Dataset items
-.-.-
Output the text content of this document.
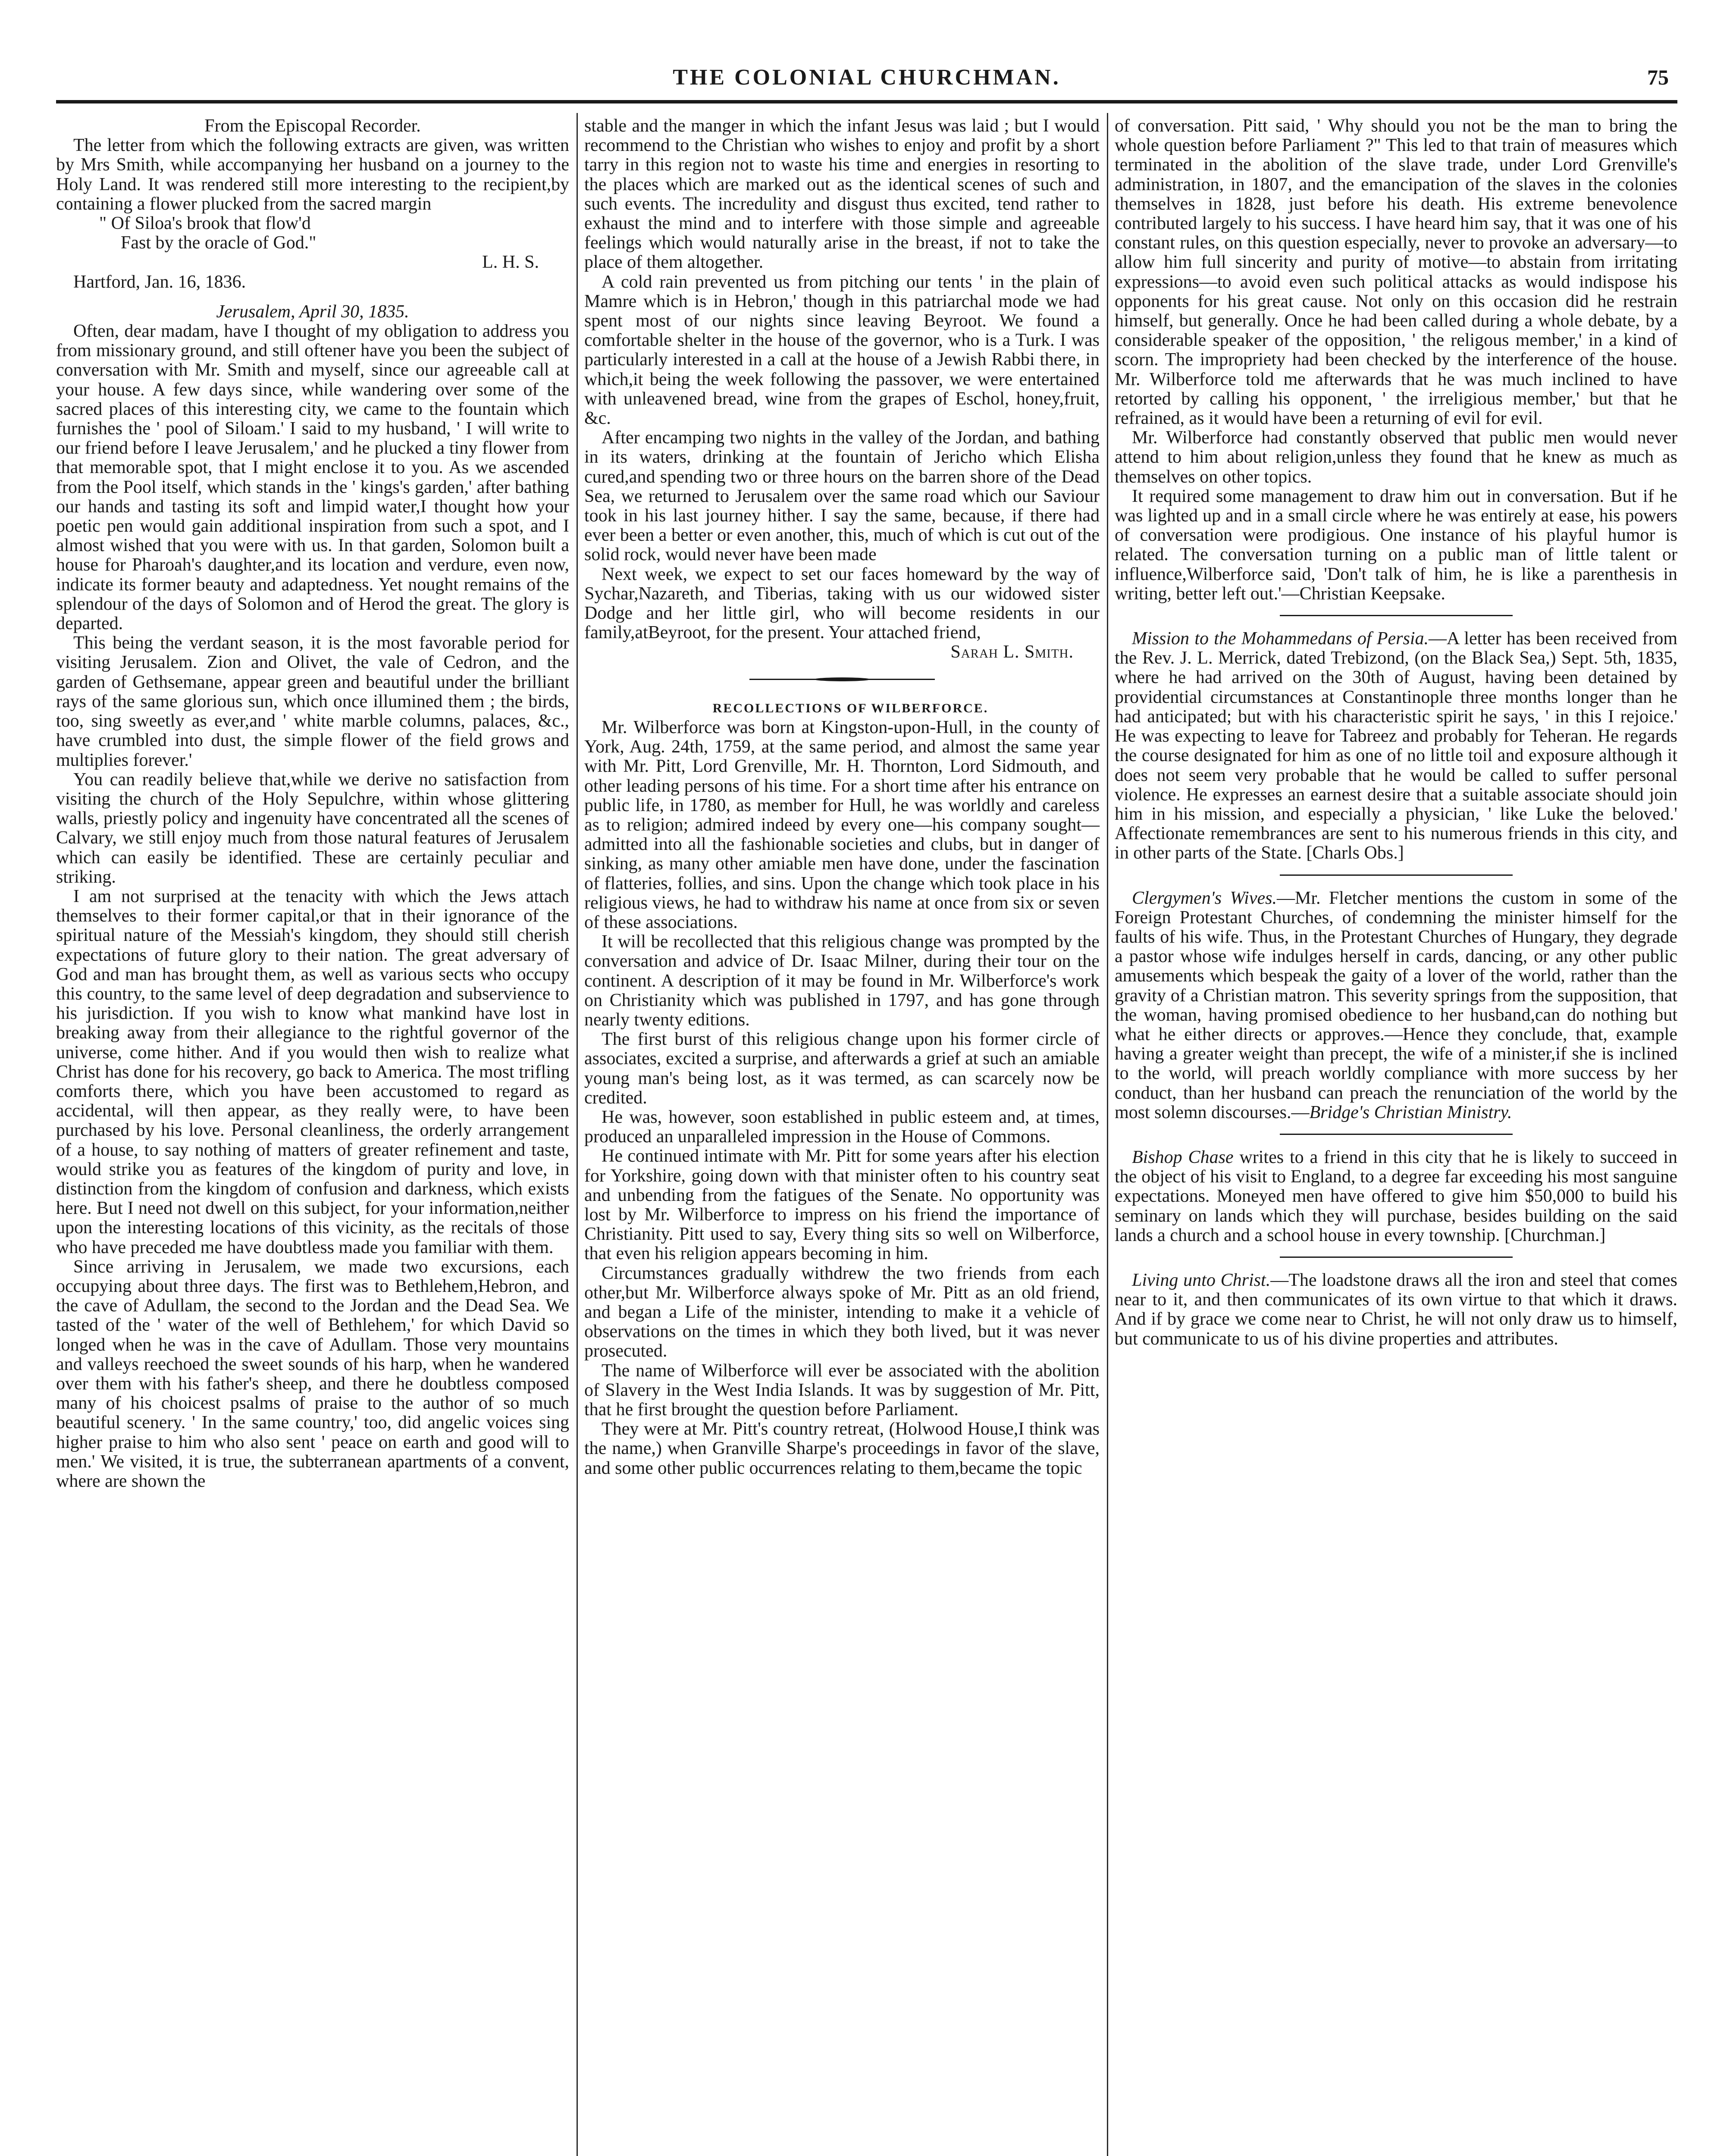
THE COLONIAL CHURCHMAN.	75

From the Episcopal Recorder.

The letter from which the following extracts are given, was written by Mrs Smith, while accompanying her husband on a journey to the Holy Land. It was rendered still more interesting to the recipient,by containing a flower plucked from the sacred margin

" Of Siloa's brook that flow'd

Fast by the oracle of God."

L. H. S.

Hartford, Jan. 16, 1836.

Jerusalem, April 30, 1835.

Often, dear madam, have I thought of my obligation to address you from missionary ground, and still oftener have you been the subject of conversation with Mr. Smith and myself, since our agreeable call at your house. A few days since, while wandering over some of the sacred places of this interesting city, we came to the fountain which furnishes the ' pool of Siloam.' I said to my husband, ' I will write to our friend before I leave Jerusalem,' and he plucked a tiny flower from that memorable spot, that I might enclose it to you. As we ascended from the Pool itself, which stands in the ' kings's garden,' after bathing our hands and tasting its soft and limpid water,I thought how your poetic pen would gain additional inspiration from such a spot, and I almost wished that you were with us. In that garden, Solomon built a house for Pharoah's daughter,and its location and verdure, even now, indicate its former beauty and adaptedness. Yet nought remains of the splendour of the days of Solomon and of Herod the great. The glory is departed.

This being the verdant season, it is the most favorable period for visiting Jerusalem. Zion and Olivet, the vale of Cedron, and the garden of Gethsemane, appear green and beautiful under the brilliant rays of the same glorious sun, which once illumined them ; the birds, too, sing sweetly as ever,and ' white marble columns, palaces, &c., have crumbled into dust, the simple flower of the field grows and multiplies forever.'

You can readily believe that,while we derive no satisfaction from visiting the church of the Holy Sepulchre, within whose glittering walls, priestly policy and ingenuity have concentrated all the scenes of Calvary, we still enjoy much from those natural features of Jerusalem which can easily be identified. These are certainly peculiar and striking.

I am not surprised at the tenacity with which the Jews attach themselves to their former capital,or that in their ignorance of the spiritual nature of the Messiah's kingdom, they should still cherish expectations of future glory to their nation. The great adversary of God and man has brought them, as well as various sects who occupy this country, to the same level of deep degradation and subservience to his jurisdiction. If you wish to know what mankind have lost in breaking away from their allegiance to the rightful governor of the universe, come hither. And if you would then wish to realize what Christ has done for his recovery, go back to America. The most trifling comforts there, which you have been accustomed to regard as accidental, will then appear, as they really were, to have been purchased by his love. Personal cleanliness, the orderly arrangement of a house, to say nothing of matters of greater refinement and taste, would strike you as features of the kingdom of purity and love, in distinction from the kingdom of confusion and darkness, which exists here. But I need not dwell on this subject, for your information,neither upon the interesting locations of this vicinity, as the recitals of those who have preceded me have doubtless made you familiar with them.

Since arriving in Jerusalem, we made two excursions, each occupying about three days. The first was to Bethlehem,Hebron, and the cave of Adullam, the second to the Jordan and the Dead Sea. We tasted of the ' water of the well of Bethlehem,' for which David so longed when he was in the cave of Adullam. Those very mountains and valleys reechoed the sweet sounds of his harp, when he wandered over them with his father's sheep, and there he doubtless composed many of his choicest psalms of praise to the author of so much beautiful scenery. ' In the same country,' too, did angelic voices sing higher praise to him who also sent ' peace on earth and good will to men.' We visited, it is true, the subterranean apartments of a convent, where are shown the

stable and the manger in which the infant Jesus was laid ; but I would recommend to the Christian who wishes to enjoy and profit by a short tarry in this region not to waste his time and energies in resorting to the places which are marked out as the identical scenes of such and such events. The incredulity and disgust thus excited, tend rather to exhaust the mind and to interfere with those simple and agreeable feelings which would naturally arise in the breast, if not to take the place of them altogether.

A cold rain prevented us from pitching our tents ' in the plain of Mamre which is in Hebron,' though in this patriarchal mode we had spent most of our nights since leaving Beyroot. We found a comfortable shelter in the house of the governor, who is a Turk. I was particularly interested in a call at the house of a Jewish Rabbi there, in which,it being the week following the passover, we were entertained with unleavened bread, wine from the grapes of Eschol, honey,fruit, &c.

After encamping two nights in the valley of the Jordan, and bathing in its waters, drinking at the fountain of Jericho which Elisha cured,and spending two or three hours on the barren shore of the Dead Sea, we returned to Jerusalem over the same road which our Saviour took in his last journey hither. I say the same, because, if there had ever been a better or even another, this, much of which is cut out of the solid rock, would never have been made

Next week, we expect to set our faces homeward by the way of Sychar,Nazareth, and Tiberias, taking with us our widowed sister Dodge and her little girl, who will become residents in our family,atBeyroot, for the present. Your attached friend,

Sarah L. Smith.

RECOLLECTIONS OF WILBERFORCE.

Mr. Wilberforce was born at Kingston-upon-Hull, in the county of York, Aug. 24th, 1759, at the same period, and almost the same year with Mr. Pitt, Lord Grenville, Mr. H. Thornton, Lord Sidmouth, and other leading persons of his time. For a short time after his entrance on public life, in 1780, as member for Hull, he was worldly and careless as to religion; admired indeed by every one—his company sought—admitted into all the fashionable societies and clubs, but in danger of sinking, as many other amiable men have done, under the fascination of flatteries, follies, and sins. Upon the change which took place in his religious views, he had to withdraw his name at once from six or seven of these associations.

It will be recollected that this religious change was prompted by the conversation and advice of Dr. Isaac Milner, during their tour on the continent. A description of it may be found in Mr. Wilberforce's work on Christianity which was published in 1797, and has gone through nearly twenty editions.

The first burst of this religious change upon his former circle of associates, excited a surprise, and afterwards a grief at such an amiable young man's being lost, as it was termed, as can scarcely now be credited.

He was, however, soon established in public esteem and, at times, produced an unparalleled impression in the House of Commons.

He continued intimate with Mr. Pitt for some years after his election for Yorkshire, going down with that minister often to his country seat and unbending from the fatigues of the Senate. No opportunity was lost by Mr. Wilberforce to impress on his friend the importance of Christianity. Pitt used to say, Every thing sits so well on Wilberforce, that even his religion appears becoming in him.

Circumstances gradually withdrew the two friends from each other,but Mr. Wilberforce always spoke of Mr. Pitt as an old friend, and began a Life of the minister, intending to make it a vehicle of observations on the times in which they both lived, but it was never prosecuted.

The name of Wilberforce will ever be associated with the abolition of Slavery in the West India Islands. It was by suggestion of Mr. Pitt, that he first brought the question before Parliament.

They were at Mr. Pitt's country retreat, (Holwood House,I think was the name,) when Granville Sharpe's proceedings in favor of the slave, and some other public occurrences relating to them,became the topic

of conversation. Pitt said, ' Why should you not be the man to bring the whole question before Parliament ?" This led to that train of measures which terminated in the abolition of the slave trade, under Lord Grenville's administration, in 1807, and the emancipation of the slaves in the colonies themselves in 1828, just before his death. His extreme benevolence contributed largely to his success. I have heard him say, that it was one of his constant rules, on this question especially, never to provoke an adversary—to allow him full sincerity and purity of motive—to abstain from irritating expressions—to avoid even such political attacks as would indispose his opponents for his great cause. Not only on this occasion did he restrain himself, but generally. Once he had been called during a whole debate, by a considerable speaker of the opposition, ' the religous member,' in a kind of scorn. The impropriety had been checked by the interference of the house. Mr. Wilberforce told me afterwards that he was much inclined to have retorted by calling his opponent, ' the irreligious member,' but that he refrained, as it would have been a returning of evil for evil.

Mr. Wilberforce had constantly observed that public men would never attend to him about religion,unless they found that he knew as much as themselves on other topics.

It required some management to draw him out in conversation. But if he was lighted up and in a small circle where he was entirely at ease, his powers of conversation were prodigious. One instance of his playful humor is related. The conversation turning on a public man of little talent or influence,Wilberforce said, 'Don't talk of him, he is like a parenthesis in writing, better left out.'—Christian Keepsake.

Mission to the Mohammedans of Persia.—A letter has been received from the Rev. J. L. Merrick, dated Trebizond, (on the Black Sea,) Sept. 5th, 1835, where he had arrived on the 30th of August, having been detained by providential circumstances at Constantinople three months longer than he had anticipated; but with his characteristic spirit he says, ' in this I rejoice.' He was expecting to leave for Tabreez and probably for Teheran. He regards the course designated for him as one of no little toil and exposure although it does not seem very probable that he would be called to suffer personal violence. He expresses an earnest desire that a suitable associate should join him in his mission, and especially a physician, ' like Luke the beloved.' Affectionate remembrances are sent to his numerous friends in this city, and in other parts of the State. [Charls Obs.]

Clergymen's Wives.—Mr. Fletcher mentions the custom in some of the Foreign Protestant Churches, of condemning the minister himself for the faults of his wife. Thus, in the Protestant Churches of Hungary, they degrade a pastor whose wife indulges herself in cards, dancing, or any other public amusements which bespeak the gaity of a lover of the world, rather than the gravity of a Christian matron. This severity springs from the supposition, that the woman, having promised obedience to her husband,can do nothing but what he either directs or approves.—Hence they conclude, that, example having a greater weight than precept, the wife of a minister,if she is inclined to the world, will preach worldly compliance with more success by her conduct, than her husband can preach the renunciation of the world by the most solemn discourses.—Bridge's Christian Ministry.

Bishop Chase writes to a friend in this city that he is likely to succeed in the object of his visit to England, to a degree far exceeding his most sanguine expectations. Moneyed men have offered to give him $50,000 to build his seminary on lands which they will purchase, besides building on the said lands a church and a school house in every township. [Churchman.]

Living unto Christ.—The loadstone draws all the iron and steel that comes near to it, and then communicates of its own virtue to that which it draws. And if by grace we come near to Christ, he will not only draw us to himself, but communicate to us of his divine properties and attributes.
-.-.-
## Written exercise
List all lines in the material containing the string "times".

## Correct result
He was, however, soon established in public esteem and, at times, produced an unparalleled impression in the House of Commons.
Circumstances gradually withdrew the two friends from each other,but Mr. Wilberforce always spoke of Mr. Pitt as an old friend, and began a Life of the minister, intending to make it a vehicle of observations on the times in which they both lived, but it was never prosecuted.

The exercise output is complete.